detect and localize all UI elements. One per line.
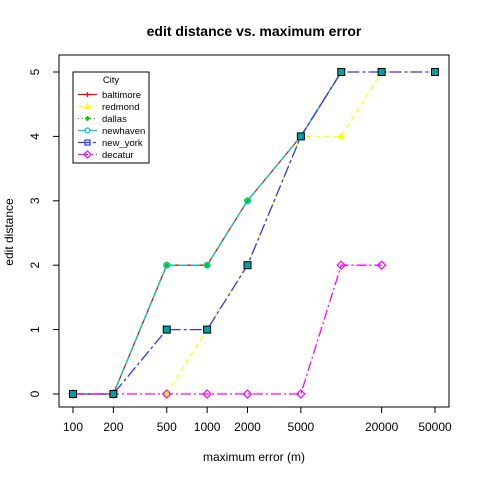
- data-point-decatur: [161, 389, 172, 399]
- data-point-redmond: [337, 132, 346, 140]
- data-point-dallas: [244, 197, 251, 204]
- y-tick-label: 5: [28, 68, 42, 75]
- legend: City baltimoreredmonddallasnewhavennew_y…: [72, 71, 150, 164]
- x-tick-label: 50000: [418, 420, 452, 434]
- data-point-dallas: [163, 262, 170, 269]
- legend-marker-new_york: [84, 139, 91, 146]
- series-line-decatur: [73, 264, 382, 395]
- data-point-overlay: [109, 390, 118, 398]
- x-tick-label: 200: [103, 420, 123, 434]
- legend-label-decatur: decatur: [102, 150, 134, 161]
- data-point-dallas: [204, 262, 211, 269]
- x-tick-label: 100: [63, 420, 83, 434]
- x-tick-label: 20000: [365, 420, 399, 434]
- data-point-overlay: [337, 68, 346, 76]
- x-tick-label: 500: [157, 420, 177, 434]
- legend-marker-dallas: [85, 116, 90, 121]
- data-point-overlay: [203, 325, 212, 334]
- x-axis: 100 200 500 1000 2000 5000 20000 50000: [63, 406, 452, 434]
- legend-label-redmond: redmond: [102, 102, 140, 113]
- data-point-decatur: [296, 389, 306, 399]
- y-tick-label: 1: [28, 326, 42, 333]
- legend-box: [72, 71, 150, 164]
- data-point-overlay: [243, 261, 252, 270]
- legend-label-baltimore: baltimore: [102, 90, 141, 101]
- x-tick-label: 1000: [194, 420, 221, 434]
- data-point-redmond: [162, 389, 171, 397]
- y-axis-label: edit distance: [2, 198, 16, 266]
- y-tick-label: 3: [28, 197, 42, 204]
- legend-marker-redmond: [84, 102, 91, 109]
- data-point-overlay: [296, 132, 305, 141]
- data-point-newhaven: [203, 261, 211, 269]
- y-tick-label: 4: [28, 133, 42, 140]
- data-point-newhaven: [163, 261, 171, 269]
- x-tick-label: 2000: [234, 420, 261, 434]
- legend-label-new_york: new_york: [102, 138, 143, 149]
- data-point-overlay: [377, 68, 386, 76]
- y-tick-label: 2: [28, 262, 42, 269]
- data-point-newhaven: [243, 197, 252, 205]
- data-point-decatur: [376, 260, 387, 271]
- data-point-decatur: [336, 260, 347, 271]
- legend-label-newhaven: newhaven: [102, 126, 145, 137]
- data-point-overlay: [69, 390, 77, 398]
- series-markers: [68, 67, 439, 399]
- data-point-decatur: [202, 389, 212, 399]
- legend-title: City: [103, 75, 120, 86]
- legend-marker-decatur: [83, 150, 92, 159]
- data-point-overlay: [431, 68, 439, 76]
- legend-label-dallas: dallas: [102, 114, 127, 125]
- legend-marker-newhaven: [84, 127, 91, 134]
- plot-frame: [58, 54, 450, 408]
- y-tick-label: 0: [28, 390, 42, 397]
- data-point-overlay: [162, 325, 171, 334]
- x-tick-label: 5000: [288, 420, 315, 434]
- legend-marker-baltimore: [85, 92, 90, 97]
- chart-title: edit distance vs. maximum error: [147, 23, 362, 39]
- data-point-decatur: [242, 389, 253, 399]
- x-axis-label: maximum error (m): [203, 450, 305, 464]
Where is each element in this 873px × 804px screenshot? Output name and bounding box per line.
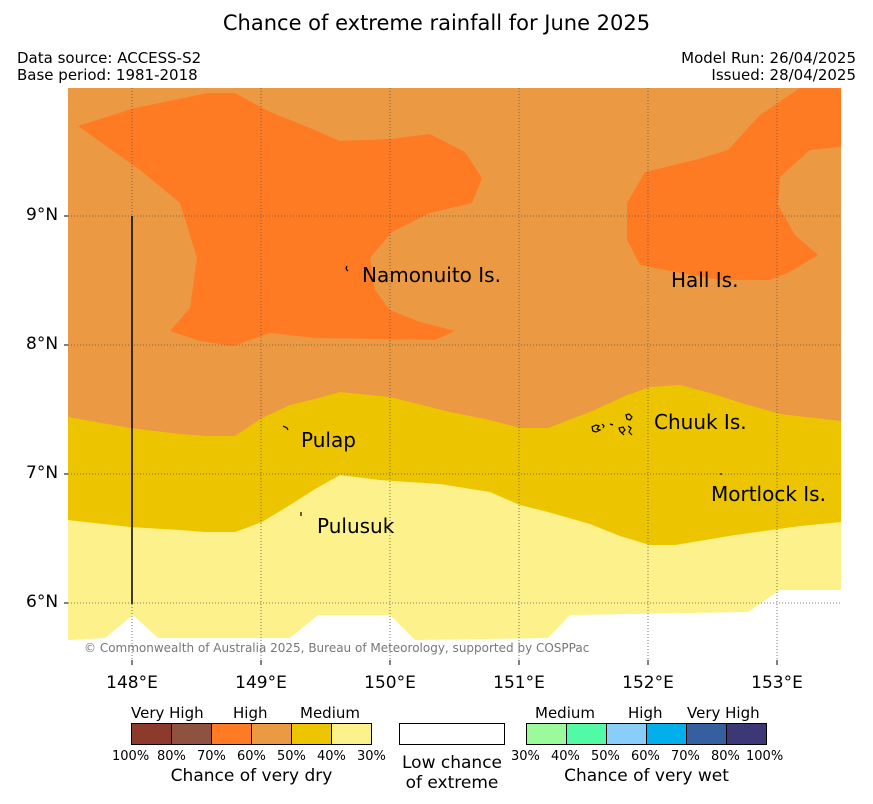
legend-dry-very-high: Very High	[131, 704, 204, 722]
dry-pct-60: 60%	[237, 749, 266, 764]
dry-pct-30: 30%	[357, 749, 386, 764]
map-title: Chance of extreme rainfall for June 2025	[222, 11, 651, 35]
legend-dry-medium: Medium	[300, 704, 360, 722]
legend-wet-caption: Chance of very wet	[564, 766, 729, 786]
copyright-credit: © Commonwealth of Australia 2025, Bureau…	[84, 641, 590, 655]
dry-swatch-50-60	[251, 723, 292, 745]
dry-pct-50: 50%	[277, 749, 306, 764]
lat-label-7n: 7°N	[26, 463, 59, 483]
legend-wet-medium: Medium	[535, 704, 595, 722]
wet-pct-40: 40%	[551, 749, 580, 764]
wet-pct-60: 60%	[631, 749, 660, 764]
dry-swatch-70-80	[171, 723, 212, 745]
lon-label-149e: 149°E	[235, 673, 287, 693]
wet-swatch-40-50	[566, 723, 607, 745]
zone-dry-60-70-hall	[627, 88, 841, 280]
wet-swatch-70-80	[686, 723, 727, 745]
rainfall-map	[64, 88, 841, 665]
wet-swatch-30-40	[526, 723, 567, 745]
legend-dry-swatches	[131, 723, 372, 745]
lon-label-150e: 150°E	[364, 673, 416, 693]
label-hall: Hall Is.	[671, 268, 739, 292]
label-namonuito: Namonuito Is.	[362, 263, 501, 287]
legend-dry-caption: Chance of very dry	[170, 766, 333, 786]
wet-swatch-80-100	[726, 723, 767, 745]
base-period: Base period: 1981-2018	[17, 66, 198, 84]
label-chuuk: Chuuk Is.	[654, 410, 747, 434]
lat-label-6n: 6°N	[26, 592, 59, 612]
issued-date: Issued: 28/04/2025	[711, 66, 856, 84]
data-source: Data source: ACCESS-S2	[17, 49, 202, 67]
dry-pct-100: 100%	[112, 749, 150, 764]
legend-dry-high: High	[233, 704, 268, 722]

| Stated problem |
Rewrite every line of the entries above as a single numbered list, skipping blank lines and leaving out the pictures.

| The solution |
1. detect and localize all UI elements. One per line.
2. - data-point-decatur: [161, 389, 172, 399]
3. - data-point-redmond: [337, 132, 346, 140]
4. - data-point-dallas: [244, 197, 251, 204]
5. - y-tick-label: 5: [28, 68, 42, 75]
6. - legend: City baltimoreredmonddallasnewhavennew_y…: [72, 71, 150, 164]
7. - x-tick-label: 50000: [418, 420, 452, 434]
8. - data-point-dallas: [163, 262, 170, 269]
9. - legend-marker-new_york: [84, 139, 91, 146]
10. - series-line-decatur: [73, 264, 382, 395]
11. - data-point-overlay: [109, 390, 118, 398]
12. - x-tick-label: 200: [103, 420, 123, 434]
13. - legend-label-decatur: decatur: [102, 150, 134, 161]
14. - data-point-dallas: [204, 262, 211, 269]
15. - x-tick-label: 100: [63, 420, 83, 434]
16. - x-tick-label: 20000: [365, 420, 399, 434]
17. - data-point-overlay: [337, 68, 346, 76]
18. - x-tick-label: 500: [157, 420, 177, 434]
19. - legend-marker-dallas: [85, 116, 90, 121]
20. - data-point-overlay: [203, 325, 212, 334]
21. - x-axis: 100 200 500 1000 2000 5000 20000 50000: [63, 406, 452, 434]
22. - legend-label-redmond: redmond: [102, 102, 140, 113]
23. - data-point-decatur: [296, 389, 306, 399]
24. - y-tick-label: 1: [28, 326, 42, 333]
25. - legend-box: [72, 71, 150, 164]
26. - data-point-overlay: [243, 261, 252, 270]
27. - legend-label-baltimore: baltimore: [102, 90, 141, 101]
28. - x-tick-label: 1000: [194, 420, 221, 434]
29. - data-point-redmond: [162, 389, 171, 397]
30. - y-axis-label: edit distance: [2, 198, 16, 266]
31. - y-tick-label: 3: [28, 197, 42, 204]
32. - legend-marker-redmond: [84, 102, 91, 109]
33. - data-point-overlay: [296, 132, 305, 141]
34. - data-point-newhaven: [203, 261, 211, 269]
35. - y-tick-label: 4: [28, 133, 42, 140]
36. - data-point-newhaven: [163, 261, 171, 269]
37. - x-tick-label: 2000: [234, 420, 261, 434]
38. - legend-label-new_york: new_york: [102, 138, 143, 149]
39. - data-point-overlay: [377, 68, 386, 76]
40. - y-tick-label: 2: [28, 262, 42, 269]
41. - data-point-newhaven: [243, 197, 252, 205]
42. - data-point-decatur: [376, 260, 387, 271]
43. - data-point-decatur: [336, 260, 347, 271]
44. - legend-label-newhaven: newhaven: [102, 126, 145, 137]
45. - data-point-overlay: [69, 390, 77, 398]
46. - series-markers: [68, 67, 439, 399]
47. - data-point-decatur: [202, 389, 212, 399]
48. - legend-title: City: [103, 75, 120, 86]
49. - legend-marker-decatur: [83, 150, 92, 159]
50. - data-point-overlay: [431, 68, 439, 76]
51. - legend-label-dallas: dallas: [102, 114, 127, 125]
52. - legend-marker-newhaven: [84, 127, 91, 134]
53. - plot-frame: [58, 54, 450, 408]
54. - y-tick-label: 0: [28, 390, 42, 397]
55. - data-point-overlay: [162, 325, 171, 334]
56. - x-tick-label: 5000: [288, 420, 315, 434]
57. - legend-marker-baltimore: [85, 92, 90, 97]
58. - chart-title: edit distance vs. maximum error: [147, 23, 362, 39]
59. - data-point-decatur: [242, 389, 253, 399]
60. - x-axis-label: maximum error (m): [203, 450, 305, 464]
61. Where is each element in this 873px × 804px screenshot? Output name and bounding box per line.
62. legend-dry-very-high: Very High	[131, 704, 204, 722]
63. dry-pct-60: 60%	[237, 749, 266, 764]
64. dry-pct-30: 30%	[357, 749, 386, 764]
65. map-title: Chance of extreme rainfall for June 2025	[222, 11, 651, 35]
66. legend-dry-medium: Medium	[300, 704, 360, 722]
67. legend-wet-caption: Chance of very wet	[564, 766, 729, 786]
68. copyright-credit: © Commonwealth of Australia 2025, Bureau…	[84, 641, 590, 655]
69. dry-swatch-50-60	[251, 723, 292, 745]
70. dry-pct-50: 50%	[277, 749, 306, 764]
71. lat-label-7n: 7°N	[26, 463, 59, 483]
72. legend-wet-medium: Medium	[535, 704, 595, 722]
73. wet-pct-40: 40%	[551, 749, 580, 764]
74. wet-pct-60: 60%	[631, 749, 660, 764]
75. dry-swatch-70-80	[171, 723, 212, 745]
76. lon-label-149e: 149°E	[235, 673, 287, 693]
77. wet-swatch-40-50	[566, 723, 607, 745]
78. zone-dry-60-70-hall	[627, 88, 841, 280]
79. wet-swatch-70-80	[686, 723, 727, 745]
80. rainfall-map	[64, 88, 841, 665]
81. wet-swatch-30-40	[526, 723, 567, 745]
82. legend-dry-swatches	[131, 723, 372, 745]
83. lon-label-150e: 150°E	[364, 673, 416, 693]
84. label-hall: Hall Is.	[671, 268, 739, 292]
85. label-namonuito: Namonuito Is.	[362, 263, 501, 287]
86. legend-dry-caption: Chance of very dry	[170, 766, 333, 786]
87. wet-swatch-80-100	[726, 723, 767, 745]
88. base-period: Base period: 1981-2018	[17, 66, 198, 84]
89. label-chuuk: Chuuk Is.	[654, 410, 747, 434]
90. lat-label-6n: 6°N	[26, 592, 59, 612]
91. issued-date: Issued: 28/04/2025	[711, 66, 856, 84]
92. data-source: Data source: ACCESS-S2	[17, 49, 202, 67]
93. dry-pct-100: 100%	[112, 749, 150, 764]
94. legend-dry-high: High	[233, 704, 268, 722]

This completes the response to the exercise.